In full and without alteration, repeat the material.

___ Available records

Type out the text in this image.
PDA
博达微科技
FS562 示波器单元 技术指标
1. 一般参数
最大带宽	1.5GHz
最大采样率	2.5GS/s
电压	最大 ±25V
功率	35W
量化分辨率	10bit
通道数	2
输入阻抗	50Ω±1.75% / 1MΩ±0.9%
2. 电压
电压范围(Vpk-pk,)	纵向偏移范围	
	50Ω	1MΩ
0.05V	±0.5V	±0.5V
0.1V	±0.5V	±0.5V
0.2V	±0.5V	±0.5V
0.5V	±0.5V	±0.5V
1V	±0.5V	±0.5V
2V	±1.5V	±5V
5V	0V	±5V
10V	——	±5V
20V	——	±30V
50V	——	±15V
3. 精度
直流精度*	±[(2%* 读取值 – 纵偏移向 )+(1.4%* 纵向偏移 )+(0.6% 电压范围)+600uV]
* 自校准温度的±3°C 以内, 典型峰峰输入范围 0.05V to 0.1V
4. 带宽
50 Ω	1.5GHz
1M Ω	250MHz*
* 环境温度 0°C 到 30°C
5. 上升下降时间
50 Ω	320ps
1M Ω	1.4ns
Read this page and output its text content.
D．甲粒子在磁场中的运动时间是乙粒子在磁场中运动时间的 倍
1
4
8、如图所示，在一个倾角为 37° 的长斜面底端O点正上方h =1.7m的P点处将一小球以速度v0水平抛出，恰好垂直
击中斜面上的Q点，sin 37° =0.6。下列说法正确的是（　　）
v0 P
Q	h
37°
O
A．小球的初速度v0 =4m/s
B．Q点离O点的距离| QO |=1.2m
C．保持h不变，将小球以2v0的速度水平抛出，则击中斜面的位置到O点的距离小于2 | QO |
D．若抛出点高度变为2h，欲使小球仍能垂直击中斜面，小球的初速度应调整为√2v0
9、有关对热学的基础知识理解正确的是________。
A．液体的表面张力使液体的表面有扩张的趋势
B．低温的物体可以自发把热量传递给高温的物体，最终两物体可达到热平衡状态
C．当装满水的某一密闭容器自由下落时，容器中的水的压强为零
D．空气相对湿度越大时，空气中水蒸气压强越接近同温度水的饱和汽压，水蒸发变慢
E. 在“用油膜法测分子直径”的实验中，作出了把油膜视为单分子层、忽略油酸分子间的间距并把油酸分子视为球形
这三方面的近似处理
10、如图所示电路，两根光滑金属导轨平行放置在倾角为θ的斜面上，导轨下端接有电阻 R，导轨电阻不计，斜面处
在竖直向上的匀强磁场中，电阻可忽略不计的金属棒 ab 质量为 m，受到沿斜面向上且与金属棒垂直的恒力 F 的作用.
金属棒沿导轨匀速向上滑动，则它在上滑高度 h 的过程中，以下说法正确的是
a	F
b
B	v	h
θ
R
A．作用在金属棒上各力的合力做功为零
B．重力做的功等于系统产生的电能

______

Solved exercise.
Type out the text in this image.
PDA
博达微科技
FS562 示波器单元 技术指标
1. 一般参数
最大带宽	1.5GHz
最大采样率	2.5GS/s
电压	最大 ±25V
功率	35W
量化分辨率	10bit
通道数	2
输入阻抗	50Ω±1.75% / 1MΩ±0.9%
2. 电压
电压范围(Vpk-pk,)	纵向偏移范围	
	50Ω	1MΩ
0.05V	±0.5V	±0.5V
0.1V	±0.5V	±0.5V
0.2V	±0.5V	±0.5V
0.5V	±0.5V	±0.5V
1V	±0.5V	±0.5V
2V	±1.5V	±5V
5V	0V	±5V
10V	——	±5V
20V	——	±30V
50V	——	±15V
3. 精度
直流精度*	±[(2%* 读取值 – 纵偏移向 )+(1.4%* 纵向偏移 )+(0.6% 电压范围)+600uV]
* 自校准温度的±3°C 以内, 典型峰峰输入范围 0.05V to 0.1V
4. 带宽
50 Ω	1.5GHz
1M Ω	250MHz*
* 环境温度 0°C 到 30°C
5. 上升下降时间
50 Ω	320ps
1M Ω	1.4ns
Read this page and output its text content.
D．甲粒子在磁场中的运动时间是乙粒子在磁场中运动时间的 倍
1
4
8、如图所示，在一个倾角为 37° 的长斜面底端O点正上方h =1.7m的P点处将一小球以速度v0水平抛出，恰好垂直
击中斜面上的Q点，sin 37° =0.6。下列说法正确的是（　　）
v0 P
Q	h
37°
O
A．小球的初速度v0 =4m/s
B．Q点离O点的距离| QO |=1.2m
C．保持h不变，将小球以2v0的速度水平抛出，则击中斜面的位置到O点的距离小于2 | QO |
D．若抛出点高度变为2h，欲使小球仍能垂直击中斜面，小球的初速度应调整为√2v0
9、有关对热学的基础知识理解正确的是________。
A．液体的表面张力使液体的表面有扩张的趋势
B．低温的物体可以自发把热量传递给高温的物体，最终两物体可达到热平衡状态
C．当装满水的某一密闭容器自由下落时，容器中的水的压强为零
D．空气相对湿度越大时，空气中水蒸气压强越接近同温度水的饱和汽压，水蒸发变慢
E. 在“用油膜法测分子直径”的实验中，作出了把油膜视为单分子层、忽略油酸分子间的间距并把油酸分子视为球形
这三方面的近似处理
10、如图所示电路，两根光滑金属导轨平行放置在倾角为θ的斜面上，导轨下端接有电阻 R，导轨电阻不计，斜面处
在竖直向上的匀强磁场中，电阻可忽略不计的金属棒 ab 质量为 m，受到沿斜面向上且与金属棒垂直的恒力 F 的作用.
金属棒沿导轨匀速向上滑动，则它在上滑高度 h 的过程中，以下说法正确的是
a	F
b
B	v	h
θ
R
A．作用在金属棒上各力的合力做功为零
B．重力做的功等于系统产生的电能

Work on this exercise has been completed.